— Start PROVIDED RECORDS —
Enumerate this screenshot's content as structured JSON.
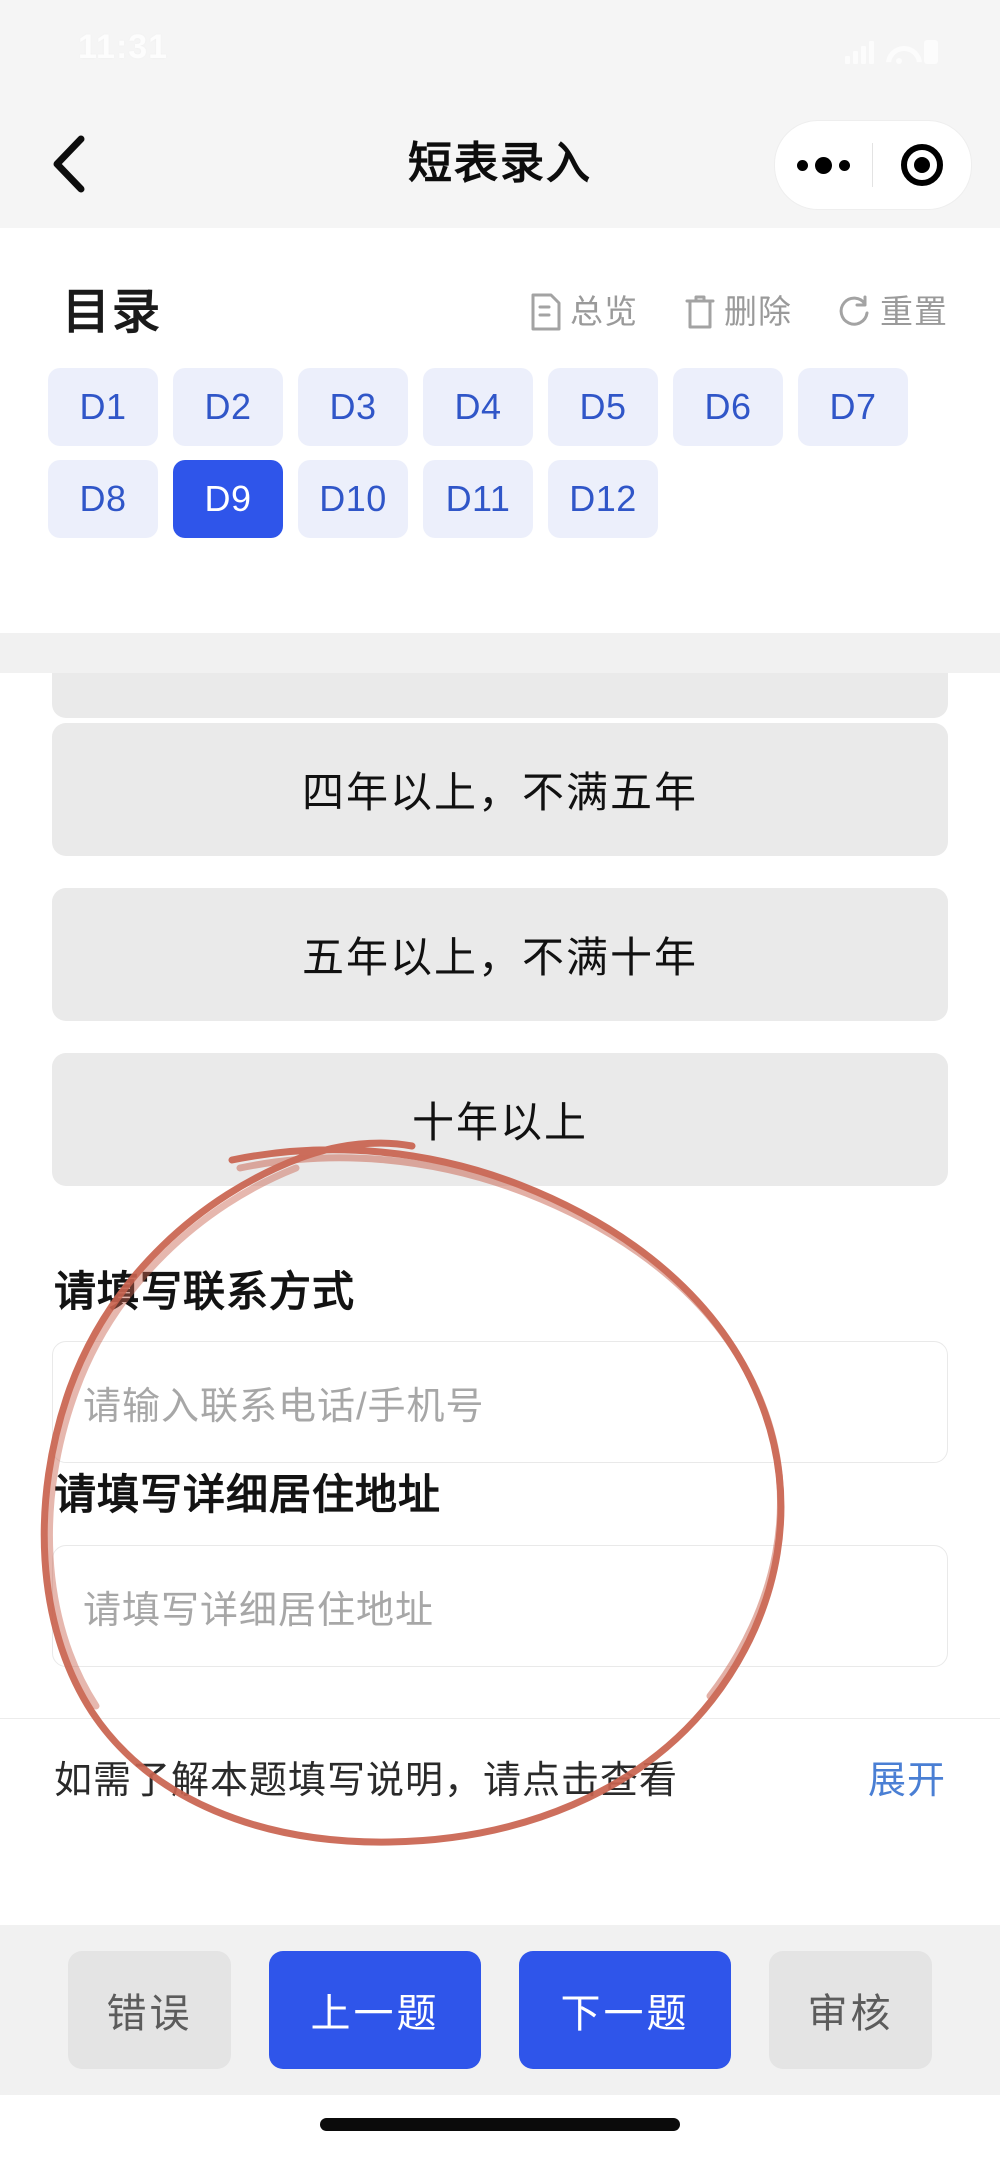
{
  "status_bar": {
    "time": "11:31",
    "icons": [
      "signal-icon",
      "wifi-icon",
      "battery-icon"
    ]
  },
  "nav": {
    "back_icon": "chevron-left-icon",
    "title": "短表录入",
    "capsule": {
      "more_icon": "more-dots-icon",
      "target_icon": "target-icon"
    }
  },
  "directory": {
    "title": "目录",
    "actions": [
      {
        "label": "总览",
        "icon": "document-icon"
      },
      {
        "label": "删除",
        "icon": "trash-icon"
      },
      {
        "label": "重置",
        "icon": "reset-icon"
      }
    ],
    "chips_row1": [
      "D1",
      "D2",
      "D3",
      "D4",
      "D5",
      "D6",
      "D7"
    ],
    "chips_row2": [
      "D8",
      "D9",
      "D10",
      "D11",
      "D12"
    ],
    "selected_chip": "D9"
  },
  "question": {
    "options": [
      "四年以上，不满五年",
      "五年以上，不满十年",
      "十年以上"
    ],
    "fields": [
      {
        "label": "请填写联系方式",
        "placeholder": "请输入联系电话/手机号",
        "value": ""
      },
      {
        "label": "请填写详细居住地址",
        "placeholder": "请填写详细居住地址",
        "value": ""
      }
    ],
    "hint_text": "如需了解本题填写说明，请点击查看",
    "hint_link": "展开"
  },
  "bottom_bar": {
    "buttons": [
      {
        "label": "错误",
        "style": "ghost"
      },
      {
        "label": "上一题",
        "style": "primary"
      },
      {
        "label": "下一题",
        "style": "primary"
      },
      {
        "label": "审核",
        "style": "ghost"
      }
    ]
  },
  "annotation": {
    "type": "hand-drawn-ellipse",
    "color": "#c9634f"
  },
  "colors": {
    "accent_blue": "#2f55ea",
    "chip_bg": "#eceffb",
    "chip_text": "#3056c8",
    "option_bg": "#eaeaea",
    "link_blue": "#4a7fd4",
    "annotation_red": "#c9634f"
  }
}
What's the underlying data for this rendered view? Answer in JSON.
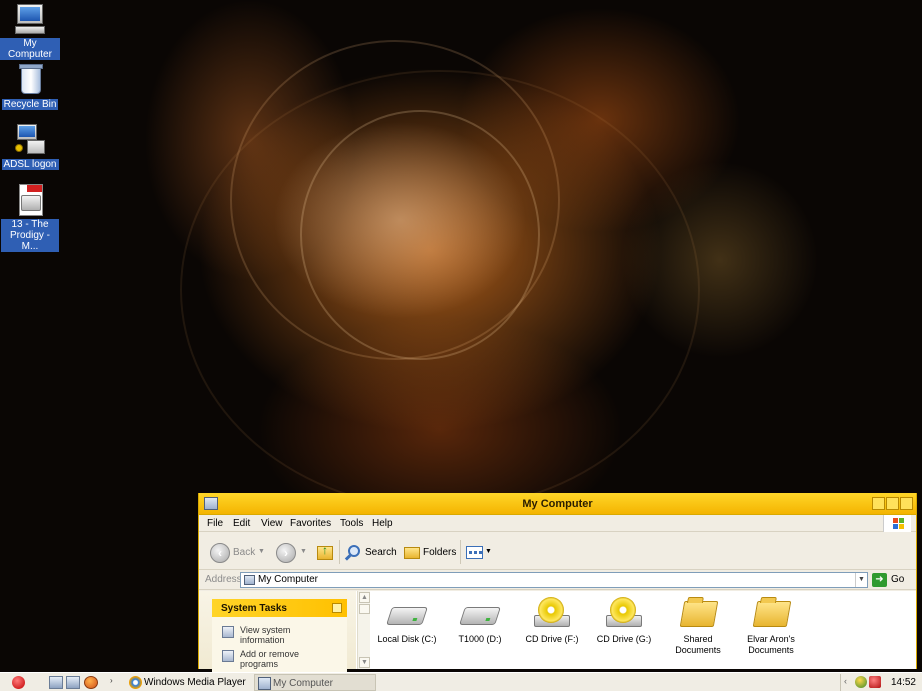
{
  "desktop": {
    "icons": [
      {
        "label": "My Computer",
        "icon": "my-computer-icon"
      },
      {
        "label": "Recycle Bin",
        "icon": "recycle-bin-icon"
      },
      {
        "label": "ADSL logon",
        "icon": "network-connection-icon"
      },
      {
        "label": "13 - The Prodigy - M...",
        "icon": "mp3-file-icon"
      }
    ]
  },
  "window": {
    "title": "My Computer",
    "menu": [
      "File",
      "Edit",
      "View",
      "Favorites",
      "Tools",
      "Help"
    ],
    "toolbar": {
      "back": "Back",
      "search": "Search",
      "folders": "Folders"
    },
    "address": {
      "label": "Address",
      "value": "My Computer",
      "go": "Go"
    },
    "system_tasks": {
      "title": "System Tasks",
      "items": [
        "View system information",
        "Add or remove programs"
      ]
    },
    "drives": [
      {
        "label": "Local Disk (C:)",
        "icon": "hard-disk-icon"
      },
      {
        "label": "T1000 (D:)",
        "icon": "hard-disk-icon"
      },
      {
        "label": "CD Drive (F:)",
        "icon": "cd-drive-icon"
      },
      {
        "label": "CD Drive (G:)",
        "icon": "cd-drive-icon"
      },
      {
        "label": "Shared Documents",
        "icon": "folder-icon"
      },
      {
        "label": "Elvar Aron's Documents",
        "icon": "folder-icon"
      }
    ]
  },
  "taskbar": {
    "tasks": [
      {
        "label": "Windows Media Player",
        "icon": "media-player-icon"
      },
      {
        "label": "My Computer",
        "icon": "my-computer-icon"
      }
    ],
    "clock": "14:52"
  },
  "colors": {
    "title_bar": "#f4b400",
    "taskbar": "#f0ede4",
    "icon_label_bg": "#2f5fb4"
  }
}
— End PROVIDED RECORDS —
Tally up how many lines in the preceding listing contain the word "placeholder". Give nothing but the number.

2